*PAGE EXTRACT*.

───

Unmatched is a tabletop game published by Restoration Games and formally Mondo Tees in which two to four players use a combination of miniatures and cards to compete in a skirmish-style battle. Playable characters are drawn from mythology and pop-culture, with fighters ranging from Robin Hood to Bigfoot, Buffy the Vampire Slayer, Sherlock Holmes, and others. The game was originally released in 2019.

Development 
Unmatched was developed as a collaboration between Restoration Games, known for updating and redesigning old and out of print board games, and Mondo Tees, known for movie posters, t-shirts, and other collectibles. The game is based on the out of print games Star Wars Epic Duels, from Milton Bradley, and Tannhäuser, from Fantasy Flight Games. Each character features a miniature along with a unique deck of original art for that character. The game was initially available for sale at Gen Con in August 2019, where the entire early run sold out. The first three Unmatched sets were released to retail stores in September 2019.

Gameplay 
Before the game starts, players each choose a fighter and select a battle map for the match. Players are free to mix fighters and maps from different sets. During a game of unmatched, players take turns using a combination of cards and actions to move their fighters around the map, attack opponents and perform other actions. Players win by reducing every opposing fighter to zero health. The game can be played one-on-one, two-on-two, or as a free-for-all. Most fighters also have one or more sidekicks, represented by plastic tokens, which are able to move around the board, attack, and defend. Each map is divided up into color-coded zones, which are used to determine whether a ranged attacker has line of sight to an enemy, and also when resolving some card effects. Combat is resolved by declaring an attack against a fighter that is either adjacent to your character, or within line of sight for ranged attackers. The attacker chooses an attack card and plays it face down. If the defender player chooses to defend, and has a defense card available, they may play it facedown. Attack and defense cards are then revealed. If the attack value is higher than the defense value, the target of the attack takes the difference in damage. If no damage is dealt by the attack, the defender if considered the winner of that combat. Attack and defense cards may have additional ability that resolve as soon as their revealed, before damage is assigned, or after damage is assigned.

───

*PROVIDED INFORMATION*.
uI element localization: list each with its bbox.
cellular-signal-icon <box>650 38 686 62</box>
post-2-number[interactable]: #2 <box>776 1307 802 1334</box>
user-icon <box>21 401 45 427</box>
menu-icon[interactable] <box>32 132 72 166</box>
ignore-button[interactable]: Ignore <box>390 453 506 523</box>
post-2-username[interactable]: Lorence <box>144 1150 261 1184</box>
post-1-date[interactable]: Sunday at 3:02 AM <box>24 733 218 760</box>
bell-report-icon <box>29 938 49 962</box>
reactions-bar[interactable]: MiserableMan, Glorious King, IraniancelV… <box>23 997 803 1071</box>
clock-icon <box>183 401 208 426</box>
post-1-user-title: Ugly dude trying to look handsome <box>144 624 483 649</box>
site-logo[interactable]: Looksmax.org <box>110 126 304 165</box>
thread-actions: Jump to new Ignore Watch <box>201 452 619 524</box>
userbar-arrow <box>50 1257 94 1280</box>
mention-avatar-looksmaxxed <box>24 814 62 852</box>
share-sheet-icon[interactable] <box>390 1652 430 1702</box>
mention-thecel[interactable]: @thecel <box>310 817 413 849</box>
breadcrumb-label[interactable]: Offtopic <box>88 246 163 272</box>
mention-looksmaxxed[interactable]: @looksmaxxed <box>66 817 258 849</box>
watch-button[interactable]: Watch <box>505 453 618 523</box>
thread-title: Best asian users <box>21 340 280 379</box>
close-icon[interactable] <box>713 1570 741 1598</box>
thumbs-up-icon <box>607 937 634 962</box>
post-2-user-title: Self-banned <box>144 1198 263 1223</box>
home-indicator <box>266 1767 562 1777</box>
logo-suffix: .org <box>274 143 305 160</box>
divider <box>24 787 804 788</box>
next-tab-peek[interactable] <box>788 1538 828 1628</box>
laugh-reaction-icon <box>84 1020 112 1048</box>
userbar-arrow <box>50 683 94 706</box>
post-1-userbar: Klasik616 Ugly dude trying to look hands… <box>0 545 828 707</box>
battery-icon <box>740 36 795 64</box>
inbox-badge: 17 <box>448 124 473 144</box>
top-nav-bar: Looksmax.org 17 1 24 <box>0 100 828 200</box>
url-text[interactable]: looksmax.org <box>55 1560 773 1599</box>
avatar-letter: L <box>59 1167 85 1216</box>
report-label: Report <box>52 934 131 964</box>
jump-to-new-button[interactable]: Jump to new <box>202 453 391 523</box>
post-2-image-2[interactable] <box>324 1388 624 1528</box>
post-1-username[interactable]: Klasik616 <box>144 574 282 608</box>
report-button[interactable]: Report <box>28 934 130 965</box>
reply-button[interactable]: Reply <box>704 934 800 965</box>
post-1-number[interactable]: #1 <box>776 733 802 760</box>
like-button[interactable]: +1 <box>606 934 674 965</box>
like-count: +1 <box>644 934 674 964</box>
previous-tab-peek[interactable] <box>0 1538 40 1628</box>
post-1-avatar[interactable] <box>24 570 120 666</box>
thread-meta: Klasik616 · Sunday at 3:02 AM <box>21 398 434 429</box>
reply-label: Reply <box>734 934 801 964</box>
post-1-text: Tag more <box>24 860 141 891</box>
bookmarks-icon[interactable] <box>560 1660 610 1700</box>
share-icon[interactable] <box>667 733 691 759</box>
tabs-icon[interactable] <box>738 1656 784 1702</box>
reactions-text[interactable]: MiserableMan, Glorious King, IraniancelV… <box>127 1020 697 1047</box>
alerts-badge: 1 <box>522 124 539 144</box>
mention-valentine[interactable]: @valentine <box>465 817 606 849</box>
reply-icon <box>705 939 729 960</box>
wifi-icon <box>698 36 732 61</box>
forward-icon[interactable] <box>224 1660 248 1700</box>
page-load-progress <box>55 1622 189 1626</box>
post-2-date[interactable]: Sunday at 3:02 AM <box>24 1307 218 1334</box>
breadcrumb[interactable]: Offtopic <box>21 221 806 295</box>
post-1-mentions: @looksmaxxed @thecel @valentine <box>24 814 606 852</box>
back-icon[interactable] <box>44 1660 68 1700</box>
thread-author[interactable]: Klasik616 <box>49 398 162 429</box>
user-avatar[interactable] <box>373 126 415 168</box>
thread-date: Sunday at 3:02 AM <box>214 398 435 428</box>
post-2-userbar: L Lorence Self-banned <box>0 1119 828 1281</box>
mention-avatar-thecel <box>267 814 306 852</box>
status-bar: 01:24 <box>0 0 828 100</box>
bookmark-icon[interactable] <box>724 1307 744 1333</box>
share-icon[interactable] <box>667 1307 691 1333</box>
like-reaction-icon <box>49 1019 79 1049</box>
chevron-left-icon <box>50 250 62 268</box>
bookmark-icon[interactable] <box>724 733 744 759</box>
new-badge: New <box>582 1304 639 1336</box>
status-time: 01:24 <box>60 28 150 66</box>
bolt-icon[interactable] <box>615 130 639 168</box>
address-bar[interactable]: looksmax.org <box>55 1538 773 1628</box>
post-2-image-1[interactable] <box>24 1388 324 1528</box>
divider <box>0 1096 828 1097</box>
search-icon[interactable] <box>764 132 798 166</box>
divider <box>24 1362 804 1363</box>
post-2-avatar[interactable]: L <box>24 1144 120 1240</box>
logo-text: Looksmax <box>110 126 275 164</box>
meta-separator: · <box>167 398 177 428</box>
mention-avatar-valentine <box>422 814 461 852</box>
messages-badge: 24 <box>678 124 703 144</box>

───

*TASKS TO PERFORM*.
1/ Reproduce the Unmatched text word for word, beginning at the words "Unmatched is a" and stopping after "released in 2019.".
2/ In the Unmatched text, where was the game first available for sale?

*REPLIES*.
1/
Unmatched is a tabletop game published by Restoration Games and formally Mondo Tees in which two to four players use a combination of miniatures and cards to compete in a skirmish-style battle. Playable characters are drawn from mythology and pop-culture, with fighters ranging from Robin Hood to Bigfoot, Buffy the Vampire Slayer, Sherlock Holmes, and others. The game was originally released in 2019.

2/ At Gen Con in August 2019.